- **Excerpt to read**:
******************************

It is generally thought that steroids and NSAIDs may demonstrate
some synergy and therefore might be beneficial if used concurrently.
For example, standard-of-care treatment of postoperative cystoid
macular edema (CME) is usually treated with Pred Forte (prednisolone
acetate 1%, Allergan) and a topical NSAID (dosed at its FDA-approved
dosing frequency). This synergy is difficult to reconcile based
on the dynamics of the AA previously discussed. Perhaps the rapidity
of onset and/or the degree of enzymatic inhibition may be considerations
for explanation. Contrarily, we find no literature supporting
the use of both drug groups in the standard initial treatment
of anterior uveitis. There is still a lot to be learned in how
these drug classes modify tissue responses.
Compared to topical corticosteroids, NSAIDs have a limited role
in primary eye care. Nonetheless, there are several situations
where NSAIDs can be beneficial. There is a partial disconnect
between topical and systemic administration. Systemic NSAIDs
are true to their name and do indeed render a marked anti-inflammatory
effect, whereas topical NSAIDs mainly ameliorate pain while
providing some limited activity against inflammation.

******************************

- **Page layout parsing data**:
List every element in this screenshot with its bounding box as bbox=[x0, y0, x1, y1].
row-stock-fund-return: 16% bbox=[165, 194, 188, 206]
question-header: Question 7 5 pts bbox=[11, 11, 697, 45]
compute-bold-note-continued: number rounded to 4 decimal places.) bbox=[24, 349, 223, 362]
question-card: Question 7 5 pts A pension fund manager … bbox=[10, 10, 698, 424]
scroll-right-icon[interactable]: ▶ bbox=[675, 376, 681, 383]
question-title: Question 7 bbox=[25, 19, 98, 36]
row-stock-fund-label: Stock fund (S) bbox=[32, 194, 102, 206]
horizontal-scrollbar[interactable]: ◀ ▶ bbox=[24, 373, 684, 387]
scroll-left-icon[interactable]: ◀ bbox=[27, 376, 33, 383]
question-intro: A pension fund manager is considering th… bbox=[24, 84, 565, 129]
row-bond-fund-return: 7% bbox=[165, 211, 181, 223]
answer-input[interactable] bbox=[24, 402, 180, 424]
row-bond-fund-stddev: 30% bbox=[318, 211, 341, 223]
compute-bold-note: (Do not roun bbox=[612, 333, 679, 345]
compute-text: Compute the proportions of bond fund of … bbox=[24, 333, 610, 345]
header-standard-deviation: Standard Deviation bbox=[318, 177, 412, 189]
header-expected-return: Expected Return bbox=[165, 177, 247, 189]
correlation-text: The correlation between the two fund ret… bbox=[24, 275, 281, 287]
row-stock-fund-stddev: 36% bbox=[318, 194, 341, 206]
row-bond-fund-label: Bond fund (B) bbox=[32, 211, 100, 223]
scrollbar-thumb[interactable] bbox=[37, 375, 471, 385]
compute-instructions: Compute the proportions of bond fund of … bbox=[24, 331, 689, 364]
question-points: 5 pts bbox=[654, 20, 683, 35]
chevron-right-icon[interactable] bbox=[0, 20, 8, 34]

******************************

- **Problem to solve**: Starting at the words "Compared to topical" and ending after "activity against inflammation.", copy the passage on steroids and NSAIDs with "ameliorate" switched to "ease". The lines above are unrelated to the text and stand as material of their own.

- **Task solution**:
Compared to topical corticosteroids, NSAIDs have a limited role
in primary eye care. Nonetheless, there are several situations
where NSAIDs can be beneficial. There is a partial disconnect
between topical and systemic administration. Systemic NSAIDs
are true to their name and do indeed render a marked anti-inflammatory
effect, whereas topical NSAIDs mainly ease pain while
providing some limited activity against inflammation.